# Extracted material start
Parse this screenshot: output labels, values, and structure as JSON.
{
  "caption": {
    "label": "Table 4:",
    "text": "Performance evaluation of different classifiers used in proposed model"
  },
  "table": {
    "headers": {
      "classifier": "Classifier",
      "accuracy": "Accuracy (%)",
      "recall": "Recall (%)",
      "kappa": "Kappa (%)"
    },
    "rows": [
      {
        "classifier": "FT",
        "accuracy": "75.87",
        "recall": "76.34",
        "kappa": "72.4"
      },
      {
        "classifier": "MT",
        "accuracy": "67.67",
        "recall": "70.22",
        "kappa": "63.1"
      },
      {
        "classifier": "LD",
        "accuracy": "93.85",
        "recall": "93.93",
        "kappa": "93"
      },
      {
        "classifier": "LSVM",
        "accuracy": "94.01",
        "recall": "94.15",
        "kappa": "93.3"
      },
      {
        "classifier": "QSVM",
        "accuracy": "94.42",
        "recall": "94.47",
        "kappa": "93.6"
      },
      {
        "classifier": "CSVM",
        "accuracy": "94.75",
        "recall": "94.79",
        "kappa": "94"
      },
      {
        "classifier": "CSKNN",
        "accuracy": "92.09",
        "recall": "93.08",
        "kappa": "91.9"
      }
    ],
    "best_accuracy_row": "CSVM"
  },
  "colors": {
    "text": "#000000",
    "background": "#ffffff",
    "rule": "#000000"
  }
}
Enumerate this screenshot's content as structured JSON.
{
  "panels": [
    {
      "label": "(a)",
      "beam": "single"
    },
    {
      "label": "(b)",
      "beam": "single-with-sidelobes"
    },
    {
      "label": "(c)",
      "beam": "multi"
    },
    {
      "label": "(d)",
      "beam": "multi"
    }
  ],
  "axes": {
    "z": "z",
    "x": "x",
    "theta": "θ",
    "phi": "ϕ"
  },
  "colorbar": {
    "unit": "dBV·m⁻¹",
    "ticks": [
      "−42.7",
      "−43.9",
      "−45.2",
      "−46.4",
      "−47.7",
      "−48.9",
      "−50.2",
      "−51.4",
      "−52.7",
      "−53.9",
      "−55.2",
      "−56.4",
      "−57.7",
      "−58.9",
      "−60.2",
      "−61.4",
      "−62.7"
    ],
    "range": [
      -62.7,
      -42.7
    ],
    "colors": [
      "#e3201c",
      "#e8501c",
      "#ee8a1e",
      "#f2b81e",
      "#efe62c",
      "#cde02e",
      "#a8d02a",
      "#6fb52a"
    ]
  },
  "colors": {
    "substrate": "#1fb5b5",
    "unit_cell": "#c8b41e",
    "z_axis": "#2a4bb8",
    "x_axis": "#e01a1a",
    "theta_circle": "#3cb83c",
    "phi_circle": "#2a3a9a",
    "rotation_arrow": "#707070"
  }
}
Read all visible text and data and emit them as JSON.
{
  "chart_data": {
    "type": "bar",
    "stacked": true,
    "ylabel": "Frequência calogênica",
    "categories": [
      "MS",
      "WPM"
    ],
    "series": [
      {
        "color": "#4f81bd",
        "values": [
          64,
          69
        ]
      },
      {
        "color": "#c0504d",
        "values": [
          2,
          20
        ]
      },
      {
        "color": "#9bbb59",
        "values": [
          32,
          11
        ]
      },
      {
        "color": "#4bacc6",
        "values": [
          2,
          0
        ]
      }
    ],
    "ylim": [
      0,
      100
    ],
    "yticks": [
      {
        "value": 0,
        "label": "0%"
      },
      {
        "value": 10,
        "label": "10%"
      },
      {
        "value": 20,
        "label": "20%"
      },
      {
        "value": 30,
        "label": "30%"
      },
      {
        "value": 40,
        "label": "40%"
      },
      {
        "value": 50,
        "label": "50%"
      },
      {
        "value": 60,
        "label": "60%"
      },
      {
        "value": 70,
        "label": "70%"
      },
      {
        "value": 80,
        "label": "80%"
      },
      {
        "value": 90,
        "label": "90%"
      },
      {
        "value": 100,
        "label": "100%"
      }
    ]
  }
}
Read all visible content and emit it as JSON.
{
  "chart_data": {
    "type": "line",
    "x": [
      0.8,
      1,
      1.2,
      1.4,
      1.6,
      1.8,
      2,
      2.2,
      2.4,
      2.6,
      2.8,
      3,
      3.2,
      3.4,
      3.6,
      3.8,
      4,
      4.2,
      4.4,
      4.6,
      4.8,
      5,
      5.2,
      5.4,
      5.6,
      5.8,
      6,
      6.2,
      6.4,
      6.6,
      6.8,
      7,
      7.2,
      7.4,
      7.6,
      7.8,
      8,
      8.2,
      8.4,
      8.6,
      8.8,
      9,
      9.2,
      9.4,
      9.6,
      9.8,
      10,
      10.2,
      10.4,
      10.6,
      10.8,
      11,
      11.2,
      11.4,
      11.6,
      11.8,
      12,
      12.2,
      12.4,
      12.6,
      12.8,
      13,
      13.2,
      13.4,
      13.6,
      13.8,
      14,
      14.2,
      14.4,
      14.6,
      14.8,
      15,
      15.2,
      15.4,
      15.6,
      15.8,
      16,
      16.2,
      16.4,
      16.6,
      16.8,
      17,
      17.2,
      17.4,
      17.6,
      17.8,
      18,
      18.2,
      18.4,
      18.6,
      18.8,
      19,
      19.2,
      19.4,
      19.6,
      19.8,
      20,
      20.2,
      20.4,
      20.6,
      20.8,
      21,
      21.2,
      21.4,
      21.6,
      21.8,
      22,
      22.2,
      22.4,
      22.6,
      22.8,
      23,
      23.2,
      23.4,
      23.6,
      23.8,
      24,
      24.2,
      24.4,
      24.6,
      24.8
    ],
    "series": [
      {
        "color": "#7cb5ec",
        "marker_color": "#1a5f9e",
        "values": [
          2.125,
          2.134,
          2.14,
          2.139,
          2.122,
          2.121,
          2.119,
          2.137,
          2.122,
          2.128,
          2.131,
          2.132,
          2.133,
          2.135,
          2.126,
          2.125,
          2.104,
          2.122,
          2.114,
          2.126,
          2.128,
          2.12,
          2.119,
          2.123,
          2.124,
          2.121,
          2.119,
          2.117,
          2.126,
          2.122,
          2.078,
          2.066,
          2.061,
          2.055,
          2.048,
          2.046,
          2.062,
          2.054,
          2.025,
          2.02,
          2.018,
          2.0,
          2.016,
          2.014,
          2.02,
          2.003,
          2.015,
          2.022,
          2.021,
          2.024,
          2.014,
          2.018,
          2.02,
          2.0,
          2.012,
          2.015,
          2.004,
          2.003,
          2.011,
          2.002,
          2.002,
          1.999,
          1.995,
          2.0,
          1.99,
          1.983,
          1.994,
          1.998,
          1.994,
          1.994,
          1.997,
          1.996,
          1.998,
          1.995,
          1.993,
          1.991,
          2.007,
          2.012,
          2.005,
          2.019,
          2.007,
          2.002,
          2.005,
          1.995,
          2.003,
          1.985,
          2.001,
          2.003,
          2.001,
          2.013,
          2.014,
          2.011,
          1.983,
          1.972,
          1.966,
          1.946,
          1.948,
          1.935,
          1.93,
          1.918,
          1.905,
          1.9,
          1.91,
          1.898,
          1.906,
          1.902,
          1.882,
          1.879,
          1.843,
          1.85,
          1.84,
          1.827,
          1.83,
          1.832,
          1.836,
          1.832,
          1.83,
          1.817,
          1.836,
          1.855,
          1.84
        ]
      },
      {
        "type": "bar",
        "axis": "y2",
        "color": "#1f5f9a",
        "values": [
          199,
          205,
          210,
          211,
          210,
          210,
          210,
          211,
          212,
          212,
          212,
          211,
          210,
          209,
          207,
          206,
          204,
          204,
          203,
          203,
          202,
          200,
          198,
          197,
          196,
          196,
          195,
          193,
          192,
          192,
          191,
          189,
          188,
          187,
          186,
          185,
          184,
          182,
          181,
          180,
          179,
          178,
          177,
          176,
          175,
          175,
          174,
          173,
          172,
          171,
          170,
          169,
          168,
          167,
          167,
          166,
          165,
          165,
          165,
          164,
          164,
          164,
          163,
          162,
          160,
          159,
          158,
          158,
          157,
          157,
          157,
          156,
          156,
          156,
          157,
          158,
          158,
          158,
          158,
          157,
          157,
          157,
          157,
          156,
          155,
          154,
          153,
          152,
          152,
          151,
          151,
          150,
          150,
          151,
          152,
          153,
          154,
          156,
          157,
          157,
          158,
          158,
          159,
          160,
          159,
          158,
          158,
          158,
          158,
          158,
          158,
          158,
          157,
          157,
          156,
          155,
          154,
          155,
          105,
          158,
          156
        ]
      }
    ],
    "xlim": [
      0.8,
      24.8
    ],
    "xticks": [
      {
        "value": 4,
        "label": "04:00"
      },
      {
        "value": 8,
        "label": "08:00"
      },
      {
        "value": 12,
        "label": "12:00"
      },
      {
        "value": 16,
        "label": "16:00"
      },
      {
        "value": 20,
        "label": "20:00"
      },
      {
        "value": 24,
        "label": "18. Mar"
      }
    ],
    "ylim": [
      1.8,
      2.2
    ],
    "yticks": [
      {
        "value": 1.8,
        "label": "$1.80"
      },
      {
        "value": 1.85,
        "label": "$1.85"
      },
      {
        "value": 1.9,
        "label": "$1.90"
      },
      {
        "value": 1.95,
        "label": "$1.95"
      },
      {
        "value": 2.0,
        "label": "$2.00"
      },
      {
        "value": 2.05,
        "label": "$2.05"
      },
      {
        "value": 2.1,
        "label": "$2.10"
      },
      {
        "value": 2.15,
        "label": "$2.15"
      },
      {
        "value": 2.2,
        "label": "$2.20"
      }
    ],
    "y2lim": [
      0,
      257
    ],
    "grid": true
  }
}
# Extracted material end
Given request: Show the lines of the material that contain the word "emit".

Solved problem:
Read all visible text and data and emit them as JSON.
Read all visible content and emit it as JSON.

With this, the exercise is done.